* **ASSIGNMENT 1**: Do these statements agree with the post on Bush and CEO pay? (a) Spectrum 7 reported a net loss of $1.6 million in 1985. (b) Harken assumed $2.2 million in debts when it took over Spectrum. (c) Bush gave the speech on the U.S. economy in Washington. Answer each yes or no, and quote the deciding words of the post.
* **ASSIGNMENT 2**: Reproduce the part of the post on Bush and CEO pay that starts with "But to be fair, Halliburton’s" and goes on through "last six years.".

President Bush on Wednesday complained about the size of corporate executives’ pay packages and urged boards to make sure they are tied more closely to companies’ performance…
“Government should not decide the compensation for America’s corporate executives. But the salaries and bonuses of CEOs should be based on their success at improving their companies and bringing value to their shareholders,” Bush said in a speech on the U.S. economy in New York…
“America’s corporate boardrooms must step up to their responsibilities. You need to pay attention to the executive packages that you approve. You need to show the world that America’s business are a model of transparency and good corporate governance,” he said.
From The Washington Post, 1999:
Spectrum 7, [Bush’s] exploration and development company, had reported a net loss of $1.6 million in 1985, due to the fast-deteriorating value of its holdings. As the price of oil fell from $25 to $9 a barrel, the firm was on its way to losing another $402,000 by mid-1986. Bush’s company owed more than $3 million in bank loans and other debts with no hope of paying them off in time. His investors had disappeared…
Bush’s name, however, was to help rescue him, just as it had attracted investors and helped revive his flagging fortunes throughout his years in the dusty plains city of Midland. A big Dallas-based firm, Harken Oil and Gas, was looking to buy up troubled oil companies. After finding Spectrum, Harken’s executives saw a bonus in their target’s CEO, despite his spotty track record.
By the end of September 1986, the deal was done. Harken assumed $3.1 million in debts and swapped $2.2 million of its stock for a company that was hemorrhaging money…
In addition to the seat on the board, [Bush] received more than $300,000 of Harken stock, options to buy more, and a consulting contract that paid him as much as $120,000 a year in the late ’80s, when he was working full time on his father’s presidential campaign.
From The Boston Globe, 2003:
Cheney spokeswoman Catherine Martin said the vice president will continue to receive about $150,000 a year from Halliburton in 2003, 2004, and 2005. If President bush wins a second term, that means Cheney will make at least $800,000 from the company while sitting in office…
In the summer of 2000, he told Larry King that quitting Halliburton for the vice presidency means “I take a bath.” He gave up a $1.3 million annual salary, but most people would have settled for mere shower droplets of his $33 million “retirement” package…
Conventional business wisdom is that someone “retiring” from your company ceases to add value to your bottom line, so a $33 million retirement package might seem a tad irresponsible or insider-y at first glance.
But to be fair, Halliburton’s doing great these days (Harken… not so much. You get what you pay for, I s’pose). Come to think of it, as far as being “a model of transparency…” I can’t quibble. I’d have to say that these businesses really, truly, definitely lived up to that.
It’d be hard to be any more transparent, really.
So… nevermind, I guess. I should’ve stuck to getting schoolboy-type glee out of Reuters’ headline: “Bush complains about size of CEO packages.” Sometimes the cheap shots are the safest bets.





35 comments
dee
January 31, 2007 at 12:18 pm
1But the salaries and bonuses of CEOs should be based on their success at improving their companies and bringing value to their shareholders,” Bush said in a speech on the U.S. economy in New York…
I wholeheartedly agree. So we should stop paying him now, and he owes us a couple gazillion from the last six years.

* **EXCERPTED DATA**:
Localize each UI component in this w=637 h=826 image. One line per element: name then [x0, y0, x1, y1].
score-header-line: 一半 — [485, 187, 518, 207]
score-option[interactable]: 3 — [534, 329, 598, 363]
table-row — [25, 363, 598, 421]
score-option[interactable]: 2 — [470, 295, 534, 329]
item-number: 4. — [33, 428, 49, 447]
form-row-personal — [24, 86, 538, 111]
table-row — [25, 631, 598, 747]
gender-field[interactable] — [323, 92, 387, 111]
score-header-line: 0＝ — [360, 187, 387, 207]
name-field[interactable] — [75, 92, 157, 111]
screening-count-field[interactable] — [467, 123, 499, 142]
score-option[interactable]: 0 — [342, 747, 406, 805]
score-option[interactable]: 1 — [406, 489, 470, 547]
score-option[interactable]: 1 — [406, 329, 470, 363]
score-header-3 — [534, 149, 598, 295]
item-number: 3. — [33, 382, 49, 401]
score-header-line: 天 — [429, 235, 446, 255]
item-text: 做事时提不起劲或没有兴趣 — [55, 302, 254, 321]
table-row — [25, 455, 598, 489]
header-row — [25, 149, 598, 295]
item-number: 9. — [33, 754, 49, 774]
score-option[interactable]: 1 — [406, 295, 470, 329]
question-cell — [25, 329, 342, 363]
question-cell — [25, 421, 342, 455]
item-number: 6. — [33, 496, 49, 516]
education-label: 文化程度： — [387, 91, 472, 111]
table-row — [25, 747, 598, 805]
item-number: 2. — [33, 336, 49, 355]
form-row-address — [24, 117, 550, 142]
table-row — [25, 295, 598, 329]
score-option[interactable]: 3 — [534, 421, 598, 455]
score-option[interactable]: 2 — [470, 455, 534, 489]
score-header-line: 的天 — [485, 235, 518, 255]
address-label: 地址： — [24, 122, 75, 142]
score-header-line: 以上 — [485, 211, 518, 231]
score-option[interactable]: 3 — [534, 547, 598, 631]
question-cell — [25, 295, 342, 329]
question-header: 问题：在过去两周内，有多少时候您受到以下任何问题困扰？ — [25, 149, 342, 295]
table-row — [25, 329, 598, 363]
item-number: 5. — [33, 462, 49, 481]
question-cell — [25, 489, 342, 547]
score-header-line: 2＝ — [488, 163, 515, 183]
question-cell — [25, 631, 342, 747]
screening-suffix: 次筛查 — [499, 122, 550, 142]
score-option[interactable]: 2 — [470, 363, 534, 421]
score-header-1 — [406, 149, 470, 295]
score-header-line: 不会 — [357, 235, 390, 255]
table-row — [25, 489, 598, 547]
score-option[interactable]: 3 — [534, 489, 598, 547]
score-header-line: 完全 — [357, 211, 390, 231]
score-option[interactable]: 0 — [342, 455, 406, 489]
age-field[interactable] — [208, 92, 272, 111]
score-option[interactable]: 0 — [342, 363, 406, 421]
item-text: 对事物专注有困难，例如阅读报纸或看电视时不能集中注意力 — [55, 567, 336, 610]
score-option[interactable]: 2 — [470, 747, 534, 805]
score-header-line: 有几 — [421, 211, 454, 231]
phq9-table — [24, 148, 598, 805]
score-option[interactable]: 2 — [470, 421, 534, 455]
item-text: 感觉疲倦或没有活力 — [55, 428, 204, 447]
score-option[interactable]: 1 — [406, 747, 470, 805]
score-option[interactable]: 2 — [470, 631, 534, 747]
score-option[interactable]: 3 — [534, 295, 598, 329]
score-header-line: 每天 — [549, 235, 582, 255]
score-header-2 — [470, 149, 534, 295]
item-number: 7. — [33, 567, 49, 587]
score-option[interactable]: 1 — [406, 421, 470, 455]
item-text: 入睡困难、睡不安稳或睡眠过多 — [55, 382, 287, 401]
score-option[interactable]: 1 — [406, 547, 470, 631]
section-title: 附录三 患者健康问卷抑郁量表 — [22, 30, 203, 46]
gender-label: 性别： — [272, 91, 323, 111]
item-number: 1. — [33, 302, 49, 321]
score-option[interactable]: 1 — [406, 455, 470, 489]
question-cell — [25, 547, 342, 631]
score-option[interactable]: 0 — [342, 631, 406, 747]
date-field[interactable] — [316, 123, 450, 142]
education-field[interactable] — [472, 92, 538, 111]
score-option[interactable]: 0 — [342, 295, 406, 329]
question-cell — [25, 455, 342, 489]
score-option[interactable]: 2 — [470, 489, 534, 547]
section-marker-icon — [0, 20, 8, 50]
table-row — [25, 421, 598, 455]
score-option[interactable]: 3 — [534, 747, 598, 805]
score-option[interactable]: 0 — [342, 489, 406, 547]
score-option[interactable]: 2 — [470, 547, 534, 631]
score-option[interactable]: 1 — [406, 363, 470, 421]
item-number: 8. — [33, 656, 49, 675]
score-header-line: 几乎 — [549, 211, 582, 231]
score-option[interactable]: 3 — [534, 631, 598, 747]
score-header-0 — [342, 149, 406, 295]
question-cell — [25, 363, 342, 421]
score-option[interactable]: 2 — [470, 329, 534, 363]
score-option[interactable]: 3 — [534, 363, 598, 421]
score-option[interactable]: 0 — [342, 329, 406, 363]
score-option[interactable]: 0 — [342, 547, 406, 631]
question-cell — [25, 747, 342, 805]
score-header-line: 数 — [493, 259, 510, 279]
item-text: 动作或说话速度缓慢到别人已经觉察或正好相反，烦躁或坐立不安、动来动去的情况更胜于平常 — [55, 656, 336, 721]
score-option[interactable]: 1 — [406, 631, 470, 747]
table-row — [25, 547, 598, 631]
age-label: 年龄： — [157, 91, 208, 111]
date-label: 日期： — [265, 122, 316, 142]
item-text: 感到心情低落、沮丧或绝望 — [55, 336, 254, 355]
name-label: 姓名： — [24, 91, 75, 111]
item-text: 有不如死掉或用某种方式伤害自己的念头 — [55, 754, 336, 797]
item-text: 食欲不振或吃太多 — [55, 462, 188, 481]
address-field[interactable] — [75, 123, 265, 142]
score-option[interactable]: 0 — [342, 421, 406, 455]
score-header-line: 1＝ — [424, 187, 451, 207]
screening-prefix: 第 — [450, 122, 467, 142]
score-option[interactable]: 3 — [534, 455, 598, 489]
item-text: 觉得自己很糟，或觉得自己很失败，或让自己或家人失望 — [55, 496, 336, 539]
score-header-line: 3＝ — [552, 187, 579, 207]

* **FINAL ANSWER 1**:
(a) Yes: "had reported a net loss of $1.6 million in 1985"
(b) No: "Harken assumed $3.1 million in debts and swapped $2.2 million of its stock"
(c) No: "in a speech on the U.S. economy in New York"

* **FINAL ANSWER 2**:
But to be fair, Halliburton’s doing great these days (Harken… not so much. You get what you pay for, I s’pose). Come to think of it, as far as being “a model of transparency…” I can’t quibble. I’d have to say that these businesses really, truly, definitely lived up to that.
It’d be hard to be any more transparent, really.
So… nevermind, I guess. I should’ve stuck to getting schoolboy-type glee out of Reuters’ headline: “Bush complains about size of CEO packages.” Sometimes the cheap shots are the safest bets.





35 comments
dee
January 31, 2007 at 12:18 pm
1But the salaries and bonuses of CEOs should be based on their success at improving their companies and bringing value to their shareholders,” Bush said in a speech on the U.S. economy in New York…
I wholeheartedly agree. So we should stop paying him now, and he owes us a couple gazillion from the last six years.